| EXERCISE |
Under this task are some entries; return every one of them exactly.

(Dataset rows about figures)
━━━━━━━━━━━━━━━━
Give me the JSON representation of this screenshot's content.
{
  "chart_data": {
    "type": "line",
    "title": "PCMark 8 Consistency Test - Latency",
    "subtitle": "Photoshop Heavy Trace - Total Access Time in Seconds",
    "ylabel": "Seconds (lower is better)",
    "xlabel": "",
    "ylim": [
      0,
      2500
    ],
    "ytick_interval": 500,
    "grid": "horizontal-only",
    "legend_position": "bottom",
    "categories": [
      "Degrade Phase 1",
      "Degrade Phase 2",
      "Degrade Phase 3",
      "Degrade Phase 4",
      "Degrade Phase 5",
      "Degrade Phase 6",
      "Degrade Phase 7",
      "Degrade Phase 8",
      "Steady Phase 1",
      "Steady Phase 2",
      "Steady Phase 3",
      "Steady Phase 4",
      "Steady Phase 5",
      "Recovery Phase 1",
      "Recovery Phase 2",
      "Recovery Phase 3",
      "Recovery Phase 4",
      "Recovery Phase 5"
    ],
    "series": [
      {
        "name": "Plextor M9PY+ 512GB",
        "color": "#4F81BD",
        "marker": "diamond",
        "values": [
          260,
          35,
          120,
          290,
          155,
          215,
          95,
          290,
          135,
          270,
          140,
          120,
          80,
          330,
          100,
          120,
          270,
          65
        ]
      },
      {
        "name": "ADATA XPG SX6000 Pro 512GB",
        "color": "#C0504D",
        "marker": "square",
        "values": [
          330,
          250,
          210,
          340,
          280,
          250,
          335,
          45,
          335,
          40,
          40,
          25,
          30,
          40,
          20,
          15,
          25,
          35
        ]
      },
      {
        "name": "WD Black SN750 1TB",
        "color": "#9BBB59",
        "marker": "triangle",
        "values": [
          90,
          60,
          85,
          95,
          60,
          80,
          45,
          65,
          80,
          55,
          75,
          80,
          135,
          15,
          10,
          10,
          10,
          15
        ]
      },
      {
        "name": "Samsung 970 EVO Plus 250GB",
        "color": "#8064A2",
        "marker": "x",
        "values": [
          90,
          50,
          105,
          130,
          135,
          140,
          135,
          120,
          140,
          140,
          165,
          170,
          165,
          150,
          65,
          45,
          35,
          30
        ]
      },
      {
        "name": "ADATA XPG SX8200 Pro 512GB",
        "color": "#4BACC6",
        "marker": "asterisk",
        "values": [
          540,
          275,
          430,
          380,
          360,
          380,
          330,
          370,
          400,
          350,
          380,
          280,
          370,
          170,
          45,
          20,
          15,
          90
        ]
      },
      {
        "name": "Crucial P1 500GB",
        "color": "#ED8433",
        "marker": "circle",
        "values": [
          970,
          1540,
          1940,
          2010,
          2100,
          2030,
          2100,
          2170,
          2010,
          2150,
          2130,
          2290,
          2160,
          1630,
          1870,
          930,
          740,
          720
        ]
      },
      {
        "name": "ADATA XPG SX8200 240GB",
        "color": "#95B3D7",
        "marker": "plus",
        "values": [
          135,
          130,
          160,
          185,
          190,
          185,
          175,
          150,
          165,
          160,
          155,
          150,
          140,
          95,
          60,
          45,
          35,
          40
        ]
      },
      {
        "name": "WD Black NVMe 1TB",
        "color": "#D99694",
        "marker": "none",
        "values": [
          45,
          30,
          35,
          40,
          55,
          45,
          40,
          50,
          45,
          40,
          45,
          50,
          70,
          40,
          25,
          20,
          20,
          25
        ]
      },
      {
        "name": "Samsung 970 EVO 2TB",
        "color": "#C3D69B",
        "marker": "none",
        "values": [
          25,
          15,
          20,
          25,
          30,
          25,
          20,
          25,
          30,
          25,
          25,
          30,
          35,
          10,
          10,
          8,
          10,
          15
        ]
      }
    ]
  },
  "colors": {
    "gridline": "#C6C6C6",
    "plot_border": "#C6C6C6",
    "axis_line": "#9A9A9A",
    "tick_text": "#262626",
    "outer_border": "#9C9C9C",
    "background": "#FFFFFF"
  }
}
━━━━━━━━━━━━━━━━
| RESULT FOR THIS TASK |
Give me the JSON representation of this screenshot's content.
{
  "chart_data": {
    "type": "line",
    "title": "PCMark 8 Consistency Test - Latency",
    "subtitle": "Photoshop Heavy Trace - Total Access Time in Seconds",
    "ylabel": "Seconds (lower is better)",
    "xlabel": "",
    "ylim": [
      0,
      2500
    ],
    "ytick_interval": 500,
    "grid": "horizontal-only",
    "legend_position": "bottom",
    "categories": [
      "Degrade Phase 1",
      "Degrade Phase 2",
      "Degrade Phase 3",
      "Degrade Phase 4",
      "Degrade Phase 5",
      "Degrade Phase 6",
      "Degrade Phase 7",
      "Degrade Phase 8",
      "Steady Phase 1",
      "Steady Phase 2",
      "Steady Phase 3",
      "Steady Phase 4",
      "Steady Phase 5",
      "Recovery Phase 1",
      "Recovery Phase 2",
      "Recovery Phase 3",
      "Recovery Phase 4",
      "Recovery Phase 5"
    ],
    "series": [
      {
        "name": "Plextor M9PY+ 512GB",
        "color": "#4F81BD",
        "marker": "diamond",
        "values": [
          260,
          35,
          120,
          290,
          155,
          215,
          95,
          290,
          135,
          270,
          140,
          120,
          80,
          330,
          100,
          120,
          270,
          65
        ]
      },
      {
        "name": "ADATA XPG SX6000 Pro 512GB",
        "color": "#C0504D",
        "marker": "square",
        "values": [
          330,
          250,
          210,
          340,
          280,
          250,
          335,
          45,
          335,
          40,
          40,
          25,
          30,
          40,
          20,
          15,
          25,
          35
        ]
      },
      {
        "name": "WD Black SN750 1TB",
        "color": "#9BBB59",
        "marker": "triangle",
        "values": [
          90,
          60,
          85,
          95,
          60,
          80,
          45,
          65,
          80,
          55,
          75,
          80,
          135,
          15,
          10,
          10,
          10,
          15
        ]
      },
      {
        "name": "Samsung 970 EVO Plus 250GB",
        "color": "#8064A2",
        "marker": "x",
        "values": [
          90,
          50,
          105,
          130,
          135,
          140,
          135,
          120,
          140,
          140,
          165,
          170,
          165,
          150,
          65,
          45,
          35,
          30
        ]
      },
      {
        "name": "ADATA XPG SX8200 Pro 512GB",
        "color": "#4BACC6",
        "marker": "asterisk",
        "values": [
          540,
          275,
          430,
          380,
          360,
          380,
          330,
          370,
          400,
          350,
          380,
          280,
          370,
          170,
          45,
          20,
          15,
          90
        ]
      },
      {
        "name": "Crucial P1 500GB",
        "color": "#ED8433",
        "marker": "circle",
        "values": [
          970,
          1540,
          1940,
          2010,
          2100,
          2030,
          2100,
          2170,
          2010,
          2150,
          2130,
          2290,
          2160,
          1630,
          1870,
          930,
          740,
          720
        ]
      },
      {
        "name": "ADATA XPG SX8200 240GB",
        "color": "#95B3D7",
        "marker": "plus",
        "values": [
          135,
          130,
          160,
          185,
          190,
          185,
          175,
          150,
          165,
          160,
          155,
          150,
          140,
          95,
          60,
          45,
          35,
          40
        ]
      },
      {
        "name": "WD Black NVMe 1TB",
        "color": "#D99694",
        "marker": "none",
        "values": [
          45,
          30,
          35,
          40,
          55,
          45,
          40,
          50,
          45,
          40,
          45,
          50,
          70,
          40,
          25,
          20,
          20,
          25
        ]
      },
      {
        "name": "Samsung 970 EVO 2TB",
        "color": "#C3D69B",
        "marker": "none",
        "values": [
          25,
          15,
          20,
          25,
          30,
          25,
          20,
          25,
          30,
          25,
          25,
          30,
          35,
          10,
          10,
          8,
          10,
          15
        ]
      }
    ]
  },
  "colors": {
    "gridline": "#C6C6C6",
    "plot_border": "#C6C6C6",
    "axis_line": "#9A9A9A",
    "tick_text": "#262626",
    "outer_border": "#9C9C9C",
    "background": "#FFFFFF"
  }
}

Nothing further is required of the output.